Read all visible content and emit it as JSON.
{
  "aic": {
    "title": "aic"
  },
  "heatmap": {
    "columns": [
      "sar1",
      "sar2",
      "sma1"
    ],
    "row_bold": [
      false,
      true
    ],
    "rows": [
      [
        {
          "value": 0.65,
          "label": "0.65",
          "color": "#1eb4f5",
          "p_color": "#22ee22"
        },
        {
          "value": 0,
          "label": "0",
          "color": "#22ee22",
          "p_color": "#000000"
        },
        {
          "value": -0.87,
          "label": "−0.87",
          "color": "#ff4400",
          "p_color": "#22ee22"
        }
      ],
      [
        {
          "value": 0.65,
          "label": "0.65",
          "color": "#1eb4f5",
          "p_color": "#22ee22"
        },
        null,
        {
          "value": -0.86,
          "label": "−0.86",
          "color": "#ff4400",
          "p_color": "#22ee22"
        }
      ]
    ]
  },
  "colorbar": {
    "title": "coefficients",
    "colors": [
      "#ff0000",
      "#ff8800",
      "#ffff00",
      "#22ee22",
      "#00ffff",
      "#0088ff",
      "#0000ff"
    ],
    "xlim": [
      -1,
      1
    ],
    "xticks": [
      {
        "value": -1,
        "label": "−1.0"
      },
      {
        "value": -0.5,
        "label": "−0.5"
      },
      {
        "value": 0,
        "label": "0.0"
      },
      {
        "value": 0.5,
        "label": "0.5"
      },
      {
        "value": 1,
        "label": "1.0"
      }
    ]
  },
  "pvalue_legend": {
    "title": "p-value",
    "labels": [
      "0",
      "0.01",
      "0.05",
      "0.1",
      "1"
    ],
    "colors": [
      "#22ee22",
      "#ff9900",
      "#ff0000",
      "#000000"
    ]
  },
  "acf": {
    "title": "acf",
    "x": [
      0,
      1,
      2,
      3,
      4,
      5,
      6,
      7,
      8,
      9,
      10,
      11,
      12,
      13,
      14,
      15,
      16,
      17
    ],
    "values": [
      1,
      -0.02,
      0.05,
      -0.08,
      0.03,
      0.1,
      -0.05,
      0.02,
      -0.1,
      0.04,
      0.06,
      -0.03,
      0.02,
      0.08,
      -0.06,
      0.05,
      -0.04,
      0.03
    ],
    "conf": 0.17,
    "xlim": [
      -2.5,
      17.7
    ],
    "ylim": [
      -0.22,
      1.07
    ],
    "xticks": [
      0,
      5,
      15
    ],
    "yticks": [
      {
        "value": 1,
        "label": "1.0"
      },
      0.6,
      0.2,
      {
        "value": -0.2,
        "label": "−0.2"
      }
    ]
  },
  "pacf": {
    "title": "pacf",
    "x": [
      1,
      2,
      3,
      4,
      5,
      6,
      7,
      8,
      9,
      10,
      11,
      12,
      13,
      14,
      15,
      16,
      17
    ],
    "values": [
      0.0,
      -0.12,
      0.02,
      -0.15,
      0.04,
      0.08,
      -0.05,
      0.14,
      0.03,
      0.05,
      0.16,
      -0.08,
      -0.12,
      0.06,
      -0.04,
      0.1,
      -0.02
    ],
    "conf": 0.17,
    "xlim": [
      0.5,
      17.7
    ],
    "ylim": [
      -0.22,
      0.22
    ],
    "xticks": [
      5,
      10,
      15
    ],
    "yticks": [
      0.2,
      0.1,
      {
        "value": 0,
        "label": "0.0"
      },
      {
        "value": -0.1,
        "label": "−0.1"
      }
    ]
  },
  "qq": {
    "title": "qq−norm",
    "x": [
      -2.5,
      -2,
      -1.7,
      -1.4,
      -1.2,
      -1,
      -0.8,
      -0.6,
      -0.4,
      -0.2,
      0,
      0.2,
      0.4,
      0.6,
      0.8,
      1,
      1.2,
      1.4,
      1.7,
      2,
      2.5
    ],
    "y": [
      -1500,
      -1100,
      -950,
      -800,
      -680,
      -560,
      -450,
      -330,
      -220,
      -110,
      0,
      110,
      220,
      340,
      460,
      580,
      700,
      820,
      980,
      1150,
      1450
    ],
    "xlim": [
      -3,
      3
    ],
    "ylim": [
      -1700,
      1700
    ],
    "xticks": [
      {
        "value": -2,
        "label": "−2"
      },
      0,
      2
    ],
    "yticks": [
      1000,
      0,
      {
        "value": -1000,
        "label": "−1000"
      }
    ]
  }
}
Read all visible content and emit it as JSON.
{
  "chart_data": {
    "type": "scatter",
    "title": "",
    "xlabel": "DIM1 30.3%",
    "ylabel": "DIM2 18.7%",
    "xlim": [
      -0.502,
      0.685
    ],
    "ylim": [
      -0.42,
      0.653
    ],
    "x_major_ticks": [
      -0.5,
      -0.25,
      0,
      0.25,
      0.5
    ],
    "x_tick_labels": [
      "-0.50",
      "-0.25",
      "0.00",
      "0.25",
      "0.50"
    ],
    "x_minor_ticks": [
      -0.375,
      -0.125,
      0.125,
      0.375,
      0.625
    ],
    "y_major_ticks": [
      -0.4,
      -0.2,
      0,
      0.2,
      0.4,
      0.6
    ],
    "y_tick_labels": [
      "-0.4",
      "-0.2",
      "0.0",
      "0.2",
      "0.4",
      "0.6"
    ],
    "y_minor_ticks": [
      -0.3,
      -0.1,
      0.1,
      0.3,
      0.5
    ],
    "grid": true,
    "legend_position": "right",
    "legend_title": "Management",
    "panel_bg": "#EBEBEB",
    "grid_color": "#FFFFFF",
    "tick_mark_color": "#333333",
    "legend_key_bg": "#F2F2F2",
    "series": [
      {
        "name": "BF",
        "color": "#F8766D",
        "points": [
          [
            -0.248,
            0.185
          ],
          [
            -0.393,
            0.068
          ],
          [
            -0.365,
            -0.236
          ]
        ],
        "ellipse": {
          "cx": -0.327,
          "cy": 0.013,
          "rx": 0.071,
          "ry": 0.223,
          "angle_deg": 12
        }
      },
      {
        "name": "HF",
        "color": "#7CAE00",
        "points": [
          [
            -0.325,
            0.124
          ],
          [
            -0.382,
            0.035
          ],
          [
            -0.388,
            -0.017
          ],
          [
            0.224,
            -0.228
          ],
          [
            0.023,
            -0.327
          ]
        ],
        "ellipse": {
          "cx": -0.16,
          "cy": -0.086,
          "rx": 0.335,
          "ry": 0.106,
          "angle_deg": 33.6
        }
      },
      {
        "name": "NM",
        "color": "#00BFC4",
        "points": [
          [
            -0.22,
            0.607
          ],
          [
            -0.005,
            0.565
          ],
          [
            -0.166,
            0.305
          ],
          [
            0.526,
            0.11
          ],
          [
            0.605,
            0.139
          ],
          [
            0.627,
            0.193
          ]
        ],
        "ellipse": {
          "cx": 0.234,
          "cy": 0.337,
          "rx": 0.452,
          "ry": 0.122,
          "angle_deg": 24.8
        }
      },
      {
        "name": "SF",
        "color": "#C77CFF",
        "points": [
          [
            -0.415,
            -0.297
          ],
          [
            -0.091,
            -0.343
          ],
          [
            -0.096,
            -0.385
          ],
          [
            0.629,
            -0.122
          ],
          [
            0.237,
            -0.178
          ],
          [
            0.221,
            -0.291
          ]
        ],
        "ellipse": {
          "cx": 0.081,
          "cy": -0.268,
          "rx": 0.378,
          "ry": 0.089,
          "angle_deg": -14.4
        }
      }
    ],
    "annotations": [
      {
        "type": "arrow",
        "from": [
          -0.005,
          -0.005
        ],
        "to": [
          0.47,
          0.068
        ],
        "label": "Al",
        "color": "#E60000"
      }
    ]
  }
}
....
Copy every record above exactly as it appears.

Read all visible content and emit it as JSON.
{
  "aic": {
    "title": "aic"
  },
  "heatmap": {
    "columns": [
      "sar1",
      "sar2",
      "sma1"
    ],
    "row_bold": [
      false,
      true
    ],
    "rows": [
      [
        {
          "value": 0.65,
          "label": "0.65",
          "color": "#1eb4f5",
          "p_color": "#22ee22"
        },
        {
          "value": 0,
          "label": "0",
          "color": "#22ee22",
          "p_color": "#000000"
        },
        {
          "value": -0.87,
          "label": "−0.87",
          "color": "#ff4400",
          "p_color": "#22ee22"
        }
      ],
      [
        {
          "value": 0.65,
          "label": "0.65",
          "color": "#1eb4f5",
          "p_color": "#22ee22"
        },
        null,
        {
          "value": -0.86,
          "label": "−0.86",
          "color": "#ff4400",
          "p_color": "#22ee22"
        }
      ]
    ]
  },
  "colorbar": {
    "title": "coefficients",
    "colors": [
      "#ff0000",
      "#ff8800",
      "#ffff00",
      "#22ee22",
      "#00ffff",
      "#0088ff",
      "#0000ff"
    ],
    "xlim": [
      -1,
      1
    ],
    "xticks": [
      {
        "value": -1,
        "label": "−1.0"
      },
      {
        "value": -0.5,
        "label": "−0.5"
      },
      {
        "value": 0,
        "label": "0.0"
      },
      {
        "value": 0.5,
        "label": "0.5"
      },
      {
        "value": 1,
        "label": "1.0"
      }
    ]
  },
  "pvalue_legend": {
    "title": "p-value",
    "labels": [
      "0",
      "0.01",
      "0.05",
      "0.1",
      "1"
    ],
    "colors": [
      "#22ee22",
      "#ff9900",
      "#ff0000",
      "#000000"
    ]
  },
  "acf": {
    "title": "acf",
    "x": [
      0,
      1,
      2,
      3,
      4,
      5,
      6,
      7,
      8,
      9,
      10,
      11,
      12,
      13,
      14,
      15,
      16,
      17
    ],
    "values": [
      1,
      -0.02,
      0.05,
      -0.08,
      0.03,
      0.1,
      -0.05,
      0.02,
      -0.1,
      0.04,
      0.06,
      -0.03,
      0.02,
      0.08,
      -0.06,
      0.05,
      -0.04,
      0.03
    ],
    "conf": 0.17,
    "xlim": [
      -2.5,
      17.7
    ],
    "ylim": [
      -0.22,
      1.07
    ],
    "xticks": [
      0,
      5,
      15
    ],
    "yticks": [
      {
        "value": 1,
        "label": "1.0"
      },
      0.6,
      0.2,
      {
        "value": -0.2,
        "label": "−0.2"
      }
    ]
  },
  "pacf": {
    "title": "pacf",
    "x": [
      1,
      2,
      3,
      4,
      5,
      6,
      7,
      8,
      9,
      10,
      11,
      12,
      13,
      14,
      15,
      16,
      17
    ],
    "values": [
      0.0,
      -0.12,
      0.02,
      -0.15,
      0.04,
      0.08,
      -0.05,
      0.14,
      0.03,
      0.05,
      0.16,
      -0.08,
      -0.12,
      0.06,
      -0.04,
      0.1,
      -0.02
    ],
    "conf": 0.17,
    "xlim": [
      0.5,
      17.7
    ],
    "ylim": [
      -0.22,
      0.22
    ],
    "xticks": [
      5,
      10,
      15
    ],
    "yticks": [
      0.2,
      0.1,
      {
        "value": 0,
        "label": "0.0"
      },
      {
        "value": -0.1,
        "label": "−0.1"
      }
    ]
  },
  "qq": {
    "title": "qq−norm",
    "x": [
      -2.5,
      -2,
      -1.7,
      -1.4,
      -1.2,
      -1,
      -0.8,
      -0.6,
      -0.4,
      -0.2,
      0,
      0.2,
      0.4,
      0.6,
      0.8,
      1,
      1.2,
      1.4,
      1.7,
      2,
      2.5
    ],
    "y": [
      -1500,
      -1100,
      -950,
      -800,
      -680,
      -560,
      -450,
      -330,
      -220,
      -110,
      0,
      110,
      220,
      340,
      460,
      580,
      700,
      820,
      980,
      1150,
      1450
    ],
    "xlim": [
      -3,
      3
    ],
    "ylim": [
      -1700,
      1700
    ],
    "xticks": [
      {
        "value": -2,
        "label": "−2"
      },
      0,
      2
    ],
    "yticks": [
      1000,
      0,
      {
        "value": -1000,
        "label": "−1000"
      }
    ]
  }
}
Read all visible content and emit it as JSON.
{
  "chart_data": {
    "type": "scatter",
    "title": "",
    "xlabel": "DIM1 30.3%",
    "ylabel": "DIM2 18.7%",
    "xlim": [
      -0.502,
      0.685
    ],
    "ylim": [
      -0.42,
      0.653
    ],
    "x_major_ticks": [
      -0.5,
      -0.25,
      0,
      0.25,
      0.5
    ],
    "x_tick_labels": [
      "-0.50",
      "-0.25",
      "0.00",
      "0.25",
      "0.50"
    ],
    "x_minor_ticks": [
      -0.375,
      -0.125,
      0.125,
      0.375,
      0.625
    ],
    "y_major_ticks": [
      -0.4,
      -0.2,
      0,
      0.2,
      0.4,
      0.6
    ],
    "y_tick_labels": [
      "-0.4",
      "-0.2",
      "0.0",
      "0.2",
      "0.4",
      "0.6"
    ],
    "y_minor_ticks": [
      -0.3,
      -0.1,
      0.1,
      0.3,
      0.5
    ],
    "grid": true,
    "legend_position": "right",
    "legend_title": "Management",
    "panel_bg": "#EBEBEB",
    "grid_color": "#FFFFFF",
    "tick_mark_color": "#333333",
    "legend_key_bg": "#F2F2F2",
    "series": [
      {
        "name": "BF",
        "color": "#F8766D",
        "points": [
          [
            -0.248,
            0.185
          ],
          [
            -0.393,
            0.068
          ],
          [
            -0.365,
            -0.236
          ]
        ],
        "ellipse": {
          "cx": -0.327,
          "cy": 0.013,
          "rx": 0.071,
          "ry": 0.223,
          "angle_deg": 12
        }
      },
      {
        "name": "HF",
        "color": "#7CAE00",
        "points": [
          [
            -0.325,
            0.124
          ],
          [
            -0.382,
            0.035
          ],
          [
            -0.388,
            -0.017
          ],
          [
            0.224,
            -0.228
          ],
          [
            0.023,
            -0.327
          ]
        ],
        "ellipse": {
          "cx": -0.16,
          "cy": -0.086,
          "rx": 0.335,
          "ry": 0.106,
          "angle_deg": 33.6
        }
      },
      {
        "name": "NM",
        "color": "#00BFC4",
        "points": [
          [
            -0.22,
            0.607
          ],
          [
            -0.005,
            0.565
          ],
          [
            -0.166,
            0.305
          ],
          [
            0.526,
            0.11
          ],
          [
            0.605,
            0.139
          ],
          [
            0.627,
            0.193
          ]
        ],
        "ellipse": {
          "cx": 0.234,
          "cy": 0.337,
          "rx": 0.452,
          "ry": 0.122,
          "angle_deg": 24.8
        }
      },
      {
        "name": "SF",
        "color": "#C77CFF",
        "points": [
          [
            -0.415,
            -0.297
          ],
          [
            -0.091,
            -0.343
          ],
          [
            -0.096,
            -0.385
          ],
          [
            0.629,
            -0.122
          ],
          [
            0.237,
            -0.178
          ],
          [
            0.221,
            -0.291
          ]
        ],
        "ellipse": {
          "cx": 0.081,
          "cy": -0.268,
          "rx": 0.378,
          "ry": 0.089,
          "angle_deg": -14.4
        }
      }
    ],
    "annotations": [
      {
        "type": "arrow",
        "from": [
          -0.005,
          -0.005
        ],
        "to": [
          0.47,
          0.068
        ],
        "label": "Al",
        "color": "#E60000"
      }
    ]
  }
}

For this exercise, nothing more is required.